_Task directions_. In the records below, count every line containing "name". Reply with the number only.

_Given data_.
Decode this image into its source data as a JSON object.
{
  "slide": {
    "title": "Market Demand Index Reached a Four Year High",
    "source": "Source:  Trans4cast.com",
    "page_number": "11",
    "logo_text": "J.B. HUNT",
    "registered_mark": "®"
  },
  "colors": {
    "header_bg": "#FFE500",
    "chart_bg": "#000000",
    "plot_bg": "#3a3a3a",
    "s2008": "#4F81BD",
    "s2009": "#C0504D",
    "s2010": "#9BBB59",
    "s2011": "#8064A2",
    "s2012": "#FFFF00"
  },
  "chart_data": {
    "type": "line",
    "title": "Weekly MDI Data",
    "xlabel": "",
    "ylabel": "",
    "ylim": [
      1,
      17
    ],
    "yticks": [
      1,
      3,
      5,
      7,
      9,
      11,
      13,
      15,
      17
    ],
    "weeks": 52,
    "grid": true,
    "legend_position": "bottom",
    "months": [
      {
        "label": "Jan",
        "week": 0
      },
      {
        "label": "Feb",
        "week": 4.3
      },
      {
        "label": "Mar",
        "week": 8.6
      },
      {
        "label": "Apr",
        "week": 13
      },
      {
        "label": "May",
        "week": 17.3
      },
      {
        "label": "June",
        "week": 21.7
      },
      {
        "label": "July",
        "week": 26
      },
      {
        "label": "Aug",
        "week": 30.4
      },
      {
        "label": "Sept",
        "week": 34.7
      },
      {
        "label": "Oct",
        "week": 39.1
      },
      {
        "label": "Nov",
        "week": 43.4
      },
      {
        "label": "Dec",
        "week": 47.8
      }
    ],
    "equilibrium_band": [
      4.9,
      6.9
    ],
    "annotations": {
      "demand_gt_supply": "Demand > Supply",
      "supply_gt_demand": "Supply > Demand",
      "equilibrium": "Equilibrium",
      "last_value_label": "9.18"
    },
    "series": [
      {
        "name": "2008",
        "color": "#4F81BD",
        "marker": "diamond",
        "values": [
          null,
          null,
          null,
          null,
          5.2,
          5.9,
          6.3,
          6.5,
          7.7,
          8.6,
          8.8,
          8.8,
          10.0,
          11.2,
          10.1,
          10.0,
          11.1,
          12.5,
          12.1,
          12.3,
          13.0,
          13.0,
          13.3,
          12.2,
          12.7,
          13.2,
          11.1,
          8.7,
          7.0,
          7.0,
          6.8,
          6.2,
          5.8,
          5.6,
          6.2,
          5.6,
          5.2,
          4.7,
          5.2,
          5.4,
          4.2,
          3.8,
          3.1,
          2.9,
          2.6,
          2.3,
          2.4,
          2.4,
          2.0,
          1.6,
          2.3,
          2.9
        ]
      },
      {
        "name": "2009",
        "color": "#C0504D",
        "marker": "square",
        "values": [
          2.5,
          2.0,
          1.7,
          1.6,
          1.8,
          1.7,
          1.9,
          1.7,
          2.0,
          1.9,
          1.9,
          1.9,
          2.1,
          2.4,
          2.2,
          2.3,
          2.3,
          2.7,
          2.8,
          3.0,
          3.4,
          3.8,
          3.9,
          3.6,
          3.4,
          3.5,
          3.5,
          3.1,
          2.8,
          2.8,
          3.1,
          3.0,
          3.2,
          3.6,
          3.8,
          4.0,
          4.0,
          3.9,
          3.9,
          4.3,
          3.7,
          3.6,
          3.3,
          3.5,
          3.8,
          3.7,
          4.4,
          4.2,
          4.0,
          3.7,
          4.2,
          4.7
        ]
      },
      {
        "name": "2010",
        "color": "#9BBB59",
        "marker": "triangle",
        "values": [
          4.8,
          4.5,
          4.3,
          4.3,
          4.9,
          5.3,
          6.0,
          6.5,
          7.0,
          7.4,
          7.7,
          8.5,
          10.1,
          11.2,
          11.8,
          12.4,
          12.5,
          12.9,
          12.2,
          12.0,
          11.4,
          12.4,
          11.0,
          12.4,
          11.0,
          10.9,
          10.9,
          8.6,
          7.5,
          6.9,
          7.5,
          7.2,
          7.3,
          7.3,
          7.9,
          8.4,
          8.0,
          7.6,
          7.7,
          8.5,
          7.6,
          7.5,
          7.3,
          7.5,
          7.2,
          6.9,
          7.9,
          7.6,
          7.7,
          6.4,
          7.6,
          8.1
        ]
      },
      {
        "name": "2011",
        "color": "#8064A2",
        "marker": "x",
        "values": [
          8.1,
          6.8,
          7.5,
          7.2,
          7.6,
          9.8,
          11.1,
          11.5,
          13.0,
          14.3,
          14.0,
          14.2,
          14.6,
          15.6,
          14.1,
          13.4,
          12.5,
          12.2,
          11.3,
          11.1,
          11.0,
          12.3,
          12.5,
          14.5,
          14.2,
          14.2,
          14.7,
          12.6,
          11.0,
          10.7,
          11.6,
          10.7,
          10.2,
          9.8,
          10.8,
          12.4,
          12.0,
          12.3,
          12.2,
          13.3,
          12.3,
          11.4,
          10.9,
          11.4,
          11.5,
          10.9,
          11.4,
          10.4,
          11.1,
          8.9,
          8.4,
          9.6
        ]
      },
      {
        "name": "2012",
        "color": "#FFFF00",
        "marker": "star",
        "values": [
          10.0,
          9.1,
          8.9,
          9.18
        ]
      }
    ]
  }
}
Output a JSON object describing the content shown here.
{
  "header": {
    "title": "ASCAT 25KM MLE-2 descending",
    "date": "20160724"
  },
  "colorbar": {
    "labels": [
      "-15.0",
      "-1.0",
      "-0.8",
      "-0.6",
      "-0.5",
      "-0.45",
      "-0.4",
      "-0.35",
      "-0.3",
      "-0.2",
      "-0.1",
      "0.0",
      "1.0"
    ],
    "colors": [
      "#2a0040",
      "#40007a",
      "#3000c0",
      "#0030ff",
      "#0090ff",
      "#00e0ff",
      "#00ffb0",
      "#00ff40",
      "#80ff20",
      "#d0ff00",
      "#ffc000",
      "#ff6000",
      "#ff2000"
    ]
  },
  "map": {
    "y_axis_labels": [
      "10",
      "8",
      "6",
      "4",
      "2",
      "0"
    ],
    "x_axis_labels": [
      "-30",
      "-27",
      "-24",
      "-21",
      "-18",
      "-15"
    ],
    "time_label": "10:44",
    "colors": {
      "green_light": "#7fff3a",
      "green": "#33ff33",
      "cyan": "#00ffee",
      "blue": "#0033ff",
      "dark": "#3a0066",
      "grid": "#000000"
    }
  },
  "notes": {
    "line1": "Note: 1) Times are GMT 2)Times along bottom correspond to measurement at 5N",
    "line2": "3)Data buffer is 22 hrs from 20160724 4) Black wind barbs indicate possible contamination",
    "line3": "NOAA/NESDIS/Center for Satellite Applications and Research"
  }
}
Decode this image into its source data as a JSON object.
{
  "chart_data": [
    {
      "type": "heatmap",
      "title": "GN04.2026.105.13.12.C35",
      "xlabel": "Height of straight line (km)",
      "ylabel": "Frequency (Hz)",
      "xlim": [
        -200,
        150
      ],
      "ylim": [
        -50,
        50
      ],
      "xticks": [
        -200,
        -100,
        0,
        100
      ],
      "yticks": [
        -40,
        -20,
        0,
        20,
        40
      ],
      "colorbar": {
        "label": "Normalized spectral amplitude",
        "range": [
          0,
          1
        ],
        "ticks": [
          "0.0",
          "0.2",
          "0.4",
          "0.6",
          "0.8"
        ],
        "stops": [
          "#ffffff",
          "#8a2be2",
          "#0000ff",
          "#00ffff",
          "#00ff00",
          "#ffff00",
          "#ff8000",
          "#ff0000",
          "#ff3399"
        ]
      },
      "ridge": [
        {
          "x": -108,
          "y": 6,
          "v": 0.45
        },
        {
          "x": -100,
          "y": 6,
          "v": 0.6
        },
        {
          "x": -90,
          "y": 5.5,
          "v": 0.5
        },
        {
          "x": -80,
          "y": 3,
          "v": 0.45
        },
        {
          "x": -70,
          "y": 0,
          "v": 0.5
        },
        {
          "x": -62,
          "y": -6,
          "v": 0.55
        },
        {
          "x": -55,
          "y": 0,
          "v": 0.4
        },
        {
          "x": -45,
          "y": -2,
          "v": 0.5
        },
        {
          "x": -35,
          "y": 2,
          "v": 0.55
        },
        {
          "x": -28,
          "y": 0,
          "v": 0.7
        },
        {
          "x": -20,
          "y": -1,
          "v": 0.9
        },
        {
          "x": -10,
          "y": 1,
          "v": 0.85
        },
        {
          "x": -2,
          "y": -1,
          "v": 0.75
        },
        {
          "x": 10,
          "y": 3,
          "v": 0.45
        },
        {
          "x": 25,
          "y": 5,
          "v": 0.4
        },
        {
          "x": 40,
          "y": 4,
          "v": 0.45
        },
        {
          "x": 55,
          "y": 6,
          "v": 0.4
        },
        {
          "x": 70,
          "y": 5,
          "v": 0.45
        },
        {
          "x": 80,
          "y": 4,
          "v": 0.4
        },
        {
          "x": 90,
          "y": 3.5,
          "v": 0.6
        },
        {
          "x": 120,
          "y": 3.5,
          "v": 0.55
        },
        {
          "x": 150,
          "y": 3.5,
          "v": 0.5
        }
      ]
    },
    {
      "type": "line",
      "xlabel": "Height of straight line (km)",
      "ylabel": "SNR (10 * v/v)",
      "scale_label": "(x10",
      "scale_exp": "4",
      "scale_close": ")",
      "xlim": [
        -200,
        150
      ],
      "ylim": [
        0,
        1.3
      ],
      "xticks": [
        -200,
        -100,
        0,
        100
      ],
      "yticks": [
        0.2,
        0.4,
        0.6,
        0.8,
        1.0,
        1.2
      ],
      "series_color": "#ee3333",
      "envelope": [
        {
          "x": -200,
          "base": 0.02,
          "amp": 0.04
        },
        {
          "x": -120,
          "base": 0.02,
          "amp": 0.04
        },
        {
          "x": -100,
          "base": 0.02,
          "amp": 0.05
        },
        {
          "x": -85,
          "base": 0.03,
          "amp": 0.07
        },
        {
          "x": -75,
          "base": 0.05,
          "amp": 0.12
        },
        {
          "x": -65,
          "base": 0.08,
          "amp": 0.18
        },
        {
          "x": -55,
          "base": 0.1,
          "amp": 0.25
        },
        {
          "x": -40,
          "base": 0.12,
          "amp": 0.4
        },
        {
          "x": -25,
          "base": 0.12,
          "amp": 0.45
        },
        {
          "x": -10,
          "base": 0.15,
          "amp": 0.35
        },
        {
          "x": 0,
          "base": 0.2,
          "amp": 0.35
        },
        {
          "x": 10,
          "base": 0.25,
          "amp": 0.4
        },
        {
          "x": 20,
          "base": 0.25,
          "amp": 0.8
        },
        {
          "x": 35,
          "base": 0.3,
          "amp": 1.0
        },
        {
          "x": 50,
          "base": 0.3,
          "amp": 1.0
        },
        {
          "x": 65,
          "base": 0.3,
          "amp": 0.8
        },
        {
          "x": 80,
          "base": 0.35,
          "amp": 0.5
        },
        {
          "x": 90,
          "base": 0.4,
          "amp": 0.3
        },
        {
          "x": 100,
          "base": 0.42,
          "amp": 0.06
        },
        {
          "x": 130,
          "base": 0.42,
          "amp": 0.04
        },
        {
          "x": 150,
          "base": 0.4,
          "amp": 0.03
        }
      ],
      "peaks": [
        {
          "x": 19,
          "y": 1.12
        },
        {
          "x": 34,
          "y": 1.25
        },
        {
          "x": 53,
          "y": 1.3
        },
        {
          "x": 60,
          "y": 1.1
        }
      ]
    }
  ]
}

_Problem solution_. 5